» **What needs to be done**: Spot every line with the word "color" and return it.

» **Items**:
* begin *

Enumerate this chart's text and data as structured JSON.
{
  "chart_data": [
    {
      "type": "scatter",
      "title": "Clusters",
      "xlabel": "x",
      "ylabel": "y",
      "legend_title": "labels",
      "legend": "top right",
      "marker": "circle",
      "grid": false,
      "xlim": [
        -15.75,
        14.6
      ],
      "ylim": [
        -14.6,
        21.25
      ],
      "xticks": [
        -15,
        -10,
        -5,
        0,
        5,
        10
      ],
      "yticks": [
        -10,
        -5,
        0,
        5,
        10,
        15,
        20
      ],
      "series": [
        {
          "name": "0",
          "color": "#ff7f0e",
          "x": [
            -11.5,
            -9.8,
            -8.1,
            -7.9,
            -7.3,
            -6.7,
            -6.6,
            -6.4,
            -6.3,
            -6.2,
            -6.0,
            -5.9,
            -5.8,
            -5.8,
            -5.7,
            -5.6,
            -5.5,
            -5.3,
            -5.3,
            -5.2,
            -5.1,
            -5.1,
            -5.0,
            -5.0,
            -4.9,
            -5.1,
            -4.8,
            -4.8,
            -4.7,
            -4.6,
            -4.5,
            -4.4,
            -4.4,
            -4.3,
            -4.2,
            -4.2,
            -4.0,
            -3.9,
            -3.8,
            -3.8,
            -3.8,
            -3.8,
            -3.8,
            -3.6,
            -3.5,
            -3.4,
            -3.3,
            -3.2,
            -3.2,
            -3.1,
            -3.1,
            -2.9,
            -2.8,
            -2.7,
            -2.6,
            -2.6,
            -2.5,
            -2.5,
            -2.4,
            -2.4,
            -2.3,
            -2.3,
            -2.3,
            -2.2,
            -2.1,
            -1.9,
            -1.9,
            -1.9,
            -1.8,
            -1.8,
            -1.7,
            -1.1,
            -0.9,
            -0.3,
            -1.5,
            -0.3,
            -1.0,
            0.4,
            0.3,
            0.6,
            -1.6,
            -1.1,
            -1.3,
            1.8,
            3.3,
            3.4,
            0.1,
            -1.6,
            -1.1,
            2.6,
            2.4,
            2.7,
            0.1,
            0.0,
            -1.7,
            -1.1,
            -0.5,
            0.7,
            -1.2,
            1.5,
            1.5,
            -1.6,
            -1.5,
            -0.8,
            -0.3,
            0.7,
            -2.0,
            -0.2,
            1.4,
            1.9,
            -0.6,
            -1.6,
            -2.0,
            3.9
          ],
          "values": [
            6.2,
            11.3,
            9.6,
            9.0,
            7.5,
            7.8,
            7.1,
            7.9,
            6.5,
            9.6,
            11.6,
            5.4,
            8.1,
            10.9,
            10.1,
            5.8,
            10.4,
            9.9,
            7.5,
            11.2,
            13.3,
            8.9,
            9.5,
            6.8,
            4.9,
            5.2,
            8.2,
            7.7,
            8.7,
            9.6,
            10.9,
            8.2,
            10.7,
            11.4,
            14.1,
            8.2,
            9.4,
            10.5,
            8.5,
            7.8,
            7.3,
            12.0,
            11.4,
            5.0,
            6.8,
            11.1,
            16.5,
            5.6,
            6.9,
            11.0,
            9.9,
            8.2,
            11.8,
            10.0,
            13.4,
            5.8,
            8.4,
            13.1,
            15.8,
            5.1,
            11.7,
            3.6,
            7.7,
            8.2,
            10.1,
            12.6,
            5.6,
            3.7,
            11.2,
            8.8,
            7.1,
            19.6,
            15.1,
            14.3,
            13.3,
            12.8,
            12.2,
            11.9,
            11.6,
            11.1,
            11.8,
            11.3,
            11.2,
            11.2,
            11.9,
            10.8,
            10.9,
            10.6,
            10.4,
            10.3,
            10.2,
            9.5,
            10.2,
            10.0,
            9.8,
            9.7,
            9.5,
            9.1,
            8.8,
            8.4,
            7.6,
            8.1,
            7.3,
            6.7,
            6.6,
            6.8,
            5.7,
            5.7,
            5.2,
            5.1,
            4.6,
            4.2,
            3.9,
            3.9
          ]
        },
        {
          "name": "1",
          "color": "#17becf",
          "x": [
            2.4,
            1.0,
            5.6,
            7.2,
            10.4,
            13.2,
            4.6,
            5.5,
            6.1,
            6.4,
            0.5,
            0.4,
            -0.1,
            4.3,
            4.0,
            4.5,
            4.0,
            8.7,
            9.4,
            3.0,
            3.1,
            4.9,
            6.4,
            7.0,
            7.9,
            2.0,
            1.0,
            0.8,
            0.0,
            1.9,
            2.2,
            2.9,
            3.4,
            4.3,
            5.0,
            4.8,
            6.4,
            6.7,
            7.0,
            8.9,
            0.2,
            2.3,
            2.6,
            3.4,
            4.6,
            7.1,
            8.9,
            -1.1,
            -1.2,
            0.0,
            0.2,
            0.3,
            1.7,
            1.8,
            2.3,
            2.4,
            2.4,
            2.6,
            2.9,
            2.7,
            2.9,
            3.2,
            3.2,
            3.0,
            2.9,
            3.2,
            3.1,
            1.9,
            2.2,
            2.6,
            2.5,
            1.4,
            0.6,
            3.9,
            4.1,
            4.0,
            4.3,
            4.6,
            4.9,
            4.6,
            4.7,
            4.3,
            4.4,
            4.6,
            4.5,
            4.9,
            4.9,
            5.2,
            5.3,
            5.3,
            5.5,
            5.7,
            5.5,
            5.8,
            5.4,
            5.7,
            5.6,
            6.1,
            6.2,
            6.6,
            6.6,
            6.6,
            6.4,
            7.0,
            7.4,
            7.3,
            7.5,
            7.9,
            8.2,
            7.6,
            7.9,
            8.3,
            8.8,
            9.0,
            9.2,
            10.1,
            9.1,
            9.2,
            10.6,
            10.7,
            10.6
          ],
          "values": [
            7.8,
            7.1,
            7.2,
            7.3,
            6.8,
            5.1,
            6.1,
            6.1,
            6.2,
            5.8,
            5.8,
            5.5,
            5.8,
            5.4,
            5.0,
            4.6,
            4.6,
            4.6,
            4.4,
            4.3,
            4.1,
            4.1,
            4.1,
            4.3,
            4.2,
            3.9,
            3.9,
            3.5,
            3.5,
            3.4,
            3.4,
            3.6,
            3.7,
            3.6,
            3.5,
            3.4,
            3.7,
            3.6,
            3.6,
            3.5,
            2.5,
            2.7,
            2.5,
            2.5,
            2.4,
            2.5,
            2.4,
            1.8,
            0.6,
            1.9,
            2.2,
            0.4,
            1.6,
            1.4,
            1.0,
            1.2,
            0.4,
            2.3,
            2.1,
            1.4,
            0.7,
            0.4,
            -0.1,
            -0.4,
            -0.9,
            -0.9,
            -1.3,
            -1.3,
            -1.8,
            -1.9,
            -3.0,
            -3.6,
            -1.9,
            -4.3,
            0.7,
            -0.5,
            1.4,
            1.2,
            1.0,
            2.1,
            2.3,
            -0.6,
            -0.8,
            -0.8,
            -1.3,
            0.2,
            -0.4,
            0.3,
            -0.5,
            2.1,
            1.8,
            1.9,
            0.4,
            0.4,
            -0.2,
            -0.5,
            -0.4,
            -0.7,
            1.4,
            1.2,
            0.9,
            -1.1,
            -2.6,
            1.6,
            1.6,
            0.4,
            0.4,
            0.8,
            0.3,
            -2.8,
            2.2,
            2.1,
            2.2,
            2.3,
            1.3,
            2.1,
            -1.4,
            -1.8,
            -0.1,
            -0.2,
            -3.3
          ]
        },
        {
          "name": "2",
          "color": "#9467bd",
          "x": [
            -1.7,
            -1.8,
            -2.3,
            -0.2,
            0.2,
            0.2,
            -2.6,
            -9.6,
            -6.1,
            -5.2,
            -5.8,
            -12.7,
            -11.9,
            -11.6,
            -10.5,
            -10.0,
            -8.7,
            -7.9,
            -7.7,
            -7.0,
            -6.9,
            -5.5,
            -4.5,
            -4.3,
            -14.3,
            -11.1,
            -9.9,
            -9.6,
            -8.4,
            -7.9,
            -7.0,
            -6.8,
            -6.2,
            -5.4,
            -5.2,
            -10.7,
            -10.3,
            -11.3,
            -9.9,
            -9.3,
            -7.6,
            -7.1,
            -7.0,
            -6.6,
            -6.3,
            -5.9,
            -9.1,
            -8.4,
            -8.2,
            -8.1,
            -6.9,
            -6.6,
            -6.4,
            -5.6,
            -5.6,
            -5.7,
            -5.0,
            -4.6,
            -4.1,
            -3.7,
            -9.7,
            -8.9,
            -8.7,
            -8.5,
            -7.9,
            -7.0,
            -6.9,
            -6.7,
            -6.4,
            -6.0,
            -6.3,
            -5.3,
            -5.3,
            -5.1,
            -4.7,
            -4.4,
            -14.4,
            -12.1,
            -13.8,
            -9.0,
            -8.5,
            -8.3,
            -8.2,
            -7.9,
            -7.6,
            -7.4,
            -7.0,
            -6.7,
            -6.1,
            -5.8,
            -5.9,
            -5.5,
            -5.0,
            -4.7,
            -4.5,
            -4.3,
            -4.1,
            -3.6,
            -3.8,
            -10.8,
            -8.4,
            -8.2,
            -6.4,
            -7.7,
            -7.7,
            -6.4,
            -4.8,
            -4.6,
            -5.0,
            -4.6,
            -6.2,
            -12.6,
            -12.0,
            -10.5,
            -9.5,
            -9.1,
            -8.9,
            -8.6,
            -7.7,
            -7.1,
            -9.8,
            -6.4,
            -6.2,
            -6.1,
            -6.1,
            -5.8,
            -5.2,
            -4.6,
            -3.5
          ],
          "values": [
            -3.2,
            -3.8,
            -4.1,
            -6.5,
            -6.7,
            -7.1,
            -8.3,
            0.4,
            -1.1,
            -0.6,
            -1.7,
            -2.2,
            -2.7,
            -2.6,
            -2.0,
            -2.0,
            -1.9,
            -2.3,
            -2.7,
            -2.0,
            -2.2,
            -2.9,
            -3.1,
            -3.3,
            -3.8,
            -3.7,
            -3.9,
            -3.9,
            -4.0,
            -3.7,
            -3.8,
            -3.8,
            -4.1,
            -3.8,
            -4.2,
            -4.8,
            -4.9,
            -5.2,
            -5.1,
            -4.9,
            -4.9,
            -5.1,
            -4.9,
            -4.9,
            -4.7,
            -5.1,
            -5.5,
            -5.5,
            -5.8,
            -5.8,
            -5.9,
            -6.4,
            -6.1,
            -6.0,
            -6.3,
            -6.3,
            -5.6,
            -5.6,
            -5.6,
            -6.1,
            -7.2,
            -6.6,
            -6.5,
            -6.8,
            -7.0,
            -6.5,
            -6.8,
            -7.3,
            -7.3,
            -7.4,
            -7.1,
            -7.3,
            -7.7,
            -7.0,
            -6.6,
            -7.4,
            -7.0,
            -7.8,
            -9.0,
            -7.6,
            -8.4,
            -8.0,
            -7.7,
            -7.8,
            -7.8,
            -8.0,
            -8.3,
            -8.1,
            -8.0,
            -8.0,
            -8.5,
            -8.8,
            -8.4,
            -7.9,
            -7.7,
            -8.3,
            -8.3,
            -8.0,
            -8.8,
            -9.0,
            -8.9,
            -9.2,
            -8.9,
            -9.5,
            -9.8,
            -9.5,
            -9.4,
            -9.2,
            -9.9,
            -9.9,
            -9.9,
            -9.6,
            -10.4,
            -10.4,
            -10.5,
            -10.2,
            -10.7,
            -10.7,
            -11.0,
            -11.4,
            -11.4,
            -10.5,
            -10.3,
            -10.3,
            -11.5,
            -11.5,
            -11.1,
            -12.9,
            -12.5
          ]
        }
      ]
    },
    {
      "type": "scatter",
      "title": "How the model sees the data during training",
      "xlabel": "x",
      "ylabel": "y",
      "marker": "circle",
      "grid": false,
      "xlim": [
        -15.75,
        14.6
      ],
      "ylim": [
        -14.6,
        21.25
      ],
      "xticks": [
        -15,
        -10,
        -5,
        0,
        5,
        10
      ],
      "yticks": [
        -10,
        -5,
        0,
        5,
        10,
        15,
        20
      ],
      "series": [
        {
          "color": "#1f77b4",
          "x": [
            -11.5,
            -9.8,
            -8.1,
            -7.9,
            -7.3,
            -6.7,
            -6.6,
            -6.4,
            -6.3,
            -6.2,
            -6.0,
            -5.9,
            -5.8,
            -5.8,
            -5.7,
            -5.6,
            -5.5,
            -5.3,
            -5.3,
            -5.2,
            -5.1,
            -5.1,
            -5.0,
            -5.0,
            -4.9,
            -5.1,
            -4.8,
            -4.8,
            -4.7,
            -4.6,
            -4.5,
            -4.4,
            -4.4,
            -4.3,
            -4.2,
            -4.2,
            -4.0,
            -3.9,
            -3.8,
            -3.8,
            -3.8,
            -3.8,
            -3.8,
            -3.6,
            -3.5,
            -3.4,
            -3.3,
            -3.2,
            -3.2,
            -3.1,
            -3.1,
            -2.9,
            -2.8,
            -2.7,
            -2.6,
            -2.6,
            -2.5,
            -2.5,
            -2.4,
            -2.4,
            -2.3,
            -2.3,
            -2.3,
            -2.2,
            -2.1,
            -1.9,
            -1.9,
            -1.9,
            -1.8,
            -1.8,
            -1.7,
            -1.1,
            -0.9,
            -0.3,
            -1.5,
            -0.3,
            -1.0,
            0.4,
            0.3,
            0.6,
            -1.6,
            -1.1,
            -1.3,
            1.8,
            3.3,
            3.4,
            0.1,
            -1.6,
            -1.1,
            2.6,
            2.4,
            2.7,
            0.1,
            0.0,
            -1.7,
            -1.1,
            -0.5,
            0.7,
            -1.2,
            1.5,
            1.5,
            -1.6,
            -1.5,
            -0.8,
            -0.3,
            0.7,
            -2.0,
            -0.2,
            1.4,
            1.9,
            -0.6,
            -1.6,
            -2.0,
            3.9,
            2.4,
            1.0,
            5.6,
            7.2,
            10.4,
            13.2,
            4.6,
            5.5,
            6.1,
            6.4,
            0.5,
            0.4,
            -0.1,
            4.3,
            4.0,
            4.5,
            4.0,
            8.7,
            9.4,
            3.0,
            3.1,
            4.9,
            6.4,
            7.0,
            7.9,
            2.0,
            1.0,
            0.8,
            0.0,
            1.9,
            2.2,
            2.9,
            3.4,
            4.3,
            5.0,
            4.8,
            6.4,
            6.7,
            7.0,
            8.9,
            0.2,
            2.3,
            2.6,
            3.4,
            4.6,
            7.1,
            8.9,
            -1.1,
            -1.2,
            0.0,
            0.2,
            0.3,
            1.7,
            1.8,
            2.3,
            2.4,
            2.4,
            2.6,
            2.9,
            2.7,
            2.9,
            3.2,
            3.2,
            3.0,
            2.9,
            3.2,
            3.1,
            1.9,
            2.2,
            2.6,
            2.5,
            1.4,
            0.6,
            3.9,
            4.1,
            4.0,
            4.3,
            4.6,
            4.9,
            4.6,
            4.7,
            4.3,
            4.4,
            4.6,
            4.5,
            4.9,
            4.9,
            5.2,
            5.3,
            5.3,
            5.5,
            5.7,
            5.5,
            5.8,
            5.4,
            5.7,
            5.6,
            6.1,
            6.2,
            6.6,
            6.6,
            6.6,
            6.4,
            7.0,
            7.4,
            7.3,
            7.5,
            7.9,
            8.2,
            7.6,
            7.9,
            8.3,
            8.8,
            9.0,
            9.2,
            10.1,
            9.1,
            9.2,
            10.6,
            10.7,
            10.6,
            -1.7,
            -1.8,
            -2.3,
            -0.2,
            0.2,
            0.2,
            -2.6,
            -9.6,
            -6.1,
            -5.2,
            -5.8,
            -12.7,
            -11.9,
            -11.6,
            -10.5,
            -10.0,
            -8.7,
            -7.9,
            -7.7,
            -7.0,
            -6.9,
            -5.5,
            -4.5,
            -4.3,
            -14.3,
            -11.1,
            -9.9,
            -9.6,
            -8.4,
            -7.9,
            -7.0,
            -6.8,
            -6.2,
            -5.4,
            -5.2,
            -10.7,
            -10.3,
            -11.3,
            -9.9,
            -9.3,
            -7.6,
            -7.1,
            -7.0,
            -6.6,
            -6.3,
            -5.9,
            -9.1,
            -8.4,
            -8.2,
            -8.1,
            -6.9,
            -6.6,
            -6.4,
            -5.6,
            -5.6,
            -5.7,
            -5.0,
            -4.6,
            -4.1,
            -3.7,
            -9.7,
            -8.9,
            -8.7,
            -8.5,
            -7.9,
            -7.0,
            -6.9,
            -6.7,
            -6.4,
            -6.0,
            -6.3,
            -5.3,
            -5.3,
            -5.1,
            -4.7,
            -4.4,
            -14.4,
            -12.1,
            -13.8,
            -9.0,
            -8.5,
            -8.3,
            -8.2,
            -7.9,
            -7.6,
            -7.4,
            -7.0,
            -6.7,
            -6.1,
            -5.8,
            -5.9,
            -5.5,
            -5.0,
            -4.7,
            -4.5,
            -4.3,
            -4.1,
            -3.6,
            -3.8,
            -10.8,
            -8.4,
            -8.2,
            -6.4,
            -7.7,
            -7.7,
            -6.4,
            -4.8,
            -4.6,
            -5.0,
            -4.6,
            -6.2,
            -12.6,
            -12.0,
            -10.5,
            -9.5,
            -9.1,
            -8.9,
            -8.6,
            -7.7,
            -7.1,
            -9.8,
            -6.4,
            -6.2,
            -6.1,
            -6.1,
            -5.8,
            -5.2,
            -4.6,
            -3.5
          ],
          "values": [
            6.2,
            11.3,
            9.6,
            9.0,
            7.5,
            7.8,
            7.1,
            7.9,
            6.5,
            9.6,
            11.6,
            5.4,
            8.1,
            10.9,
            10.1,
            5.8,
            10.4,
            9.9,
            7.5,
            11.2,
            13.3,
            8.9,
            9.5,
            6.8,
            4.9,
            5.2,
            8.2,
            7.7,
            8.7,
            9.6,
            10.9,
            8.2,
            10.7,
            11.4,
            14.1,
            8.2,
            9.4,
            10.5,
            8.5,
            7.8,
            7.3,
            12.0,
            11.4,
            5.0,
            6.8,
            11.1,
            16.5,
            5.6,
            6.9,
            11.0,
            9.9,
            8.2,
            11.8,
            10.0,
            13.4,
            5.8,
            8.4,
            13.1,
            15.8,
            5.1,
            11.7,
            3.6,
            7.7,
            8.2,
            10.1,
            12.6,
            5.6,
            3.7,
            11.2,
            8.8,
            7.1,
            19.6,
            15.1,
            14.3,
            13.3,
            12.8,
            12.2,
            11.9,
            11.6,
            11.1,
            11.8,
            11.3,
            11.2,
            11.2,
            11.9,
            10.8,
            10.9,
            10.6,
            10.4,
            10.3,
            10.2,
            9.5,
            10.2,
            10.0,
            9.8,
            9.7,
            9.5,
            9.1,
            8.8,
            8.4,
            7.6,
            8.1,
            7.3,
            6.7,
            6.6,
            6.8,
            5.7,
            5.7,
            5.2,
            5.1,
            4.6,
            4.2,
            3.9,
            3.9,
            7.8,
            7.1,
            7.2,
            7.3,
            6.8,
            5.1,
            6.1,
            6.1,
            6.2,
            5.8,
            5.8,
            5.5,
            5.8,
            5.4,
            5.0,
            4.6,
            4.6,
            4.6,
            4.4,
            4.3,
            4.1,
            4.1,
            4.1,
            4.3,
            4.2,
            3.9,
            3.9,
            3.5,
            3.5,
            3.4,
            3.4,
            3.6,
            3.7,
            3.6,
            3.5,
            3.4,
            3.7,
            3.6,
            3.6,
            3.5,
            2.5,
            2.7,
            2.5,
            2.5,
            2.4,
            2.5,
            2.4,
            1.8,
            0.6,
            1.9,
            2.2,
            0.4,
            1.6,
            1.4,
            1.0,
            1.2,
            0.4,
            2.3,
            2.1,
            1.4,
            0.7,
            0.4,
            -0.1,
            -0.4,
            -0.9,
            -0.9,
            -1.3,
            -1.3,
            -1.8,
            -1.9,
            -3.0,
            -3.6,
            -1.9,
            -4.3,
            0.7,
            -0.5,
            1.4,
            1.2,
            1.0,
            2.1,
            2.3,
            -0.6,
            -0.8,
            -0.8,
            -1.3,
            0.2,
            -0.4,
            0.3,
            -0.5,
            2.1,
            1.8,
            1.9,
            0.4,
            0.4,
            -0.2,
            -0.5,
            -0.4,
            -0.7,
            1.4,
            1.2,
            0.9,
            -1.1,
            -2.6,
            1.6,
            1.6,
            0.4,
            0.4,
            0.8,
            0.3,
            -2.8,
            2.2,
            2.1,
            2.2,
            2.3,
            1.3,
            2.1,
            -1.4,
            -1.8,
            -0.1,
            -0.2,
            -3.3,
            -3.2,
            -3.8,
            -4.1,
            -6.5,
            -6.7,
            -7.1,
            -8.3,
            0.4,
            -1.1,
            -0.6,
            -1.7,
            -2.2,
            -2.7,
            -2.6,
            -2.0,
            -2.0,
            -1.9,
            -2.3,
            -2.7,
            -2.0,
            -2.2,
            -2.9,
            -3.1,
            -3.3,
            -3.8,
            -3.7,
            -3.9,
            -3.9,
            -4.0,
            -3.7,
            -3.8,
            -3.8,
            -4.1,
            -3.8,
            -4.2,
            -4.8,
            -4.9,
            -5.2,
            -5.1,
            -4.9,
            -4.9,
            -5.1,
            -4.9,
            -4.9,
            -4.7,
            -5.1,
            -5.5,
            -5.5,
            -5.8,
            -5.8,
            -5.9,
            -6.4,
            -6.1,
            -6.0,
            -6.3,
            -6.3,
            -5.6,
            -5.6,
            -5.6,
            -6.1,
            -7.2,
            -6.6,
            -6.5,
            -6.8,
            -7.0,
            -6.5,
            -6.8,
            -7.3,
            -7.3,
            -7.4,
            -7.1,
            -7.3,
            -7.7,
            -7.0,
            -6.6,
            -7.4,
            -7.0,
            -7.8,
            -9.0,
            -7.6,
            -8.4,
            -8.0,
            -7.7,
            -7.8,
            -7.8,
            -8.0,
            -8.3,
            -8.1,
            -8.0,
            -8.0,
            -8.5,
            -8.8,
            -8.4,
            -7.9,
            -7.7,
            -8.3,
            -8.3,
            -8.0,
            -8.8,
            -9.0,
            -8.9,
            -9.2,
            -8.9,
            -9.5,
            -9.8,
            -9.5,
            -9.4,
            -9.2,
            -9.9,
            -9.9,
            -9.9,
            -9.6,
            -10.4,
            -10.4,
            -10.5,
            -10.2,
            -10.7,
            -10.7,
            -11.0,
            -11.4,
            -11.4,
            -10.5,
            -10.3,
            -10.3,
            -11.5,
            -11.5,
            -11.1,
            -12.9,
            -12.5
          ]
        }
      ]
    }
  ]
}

* end *

» **Exercise response**:
          "color": "#ff7f0e",
          "color": "#17becf",
          "color": "#9467bd",
          "color": "#1f77b4",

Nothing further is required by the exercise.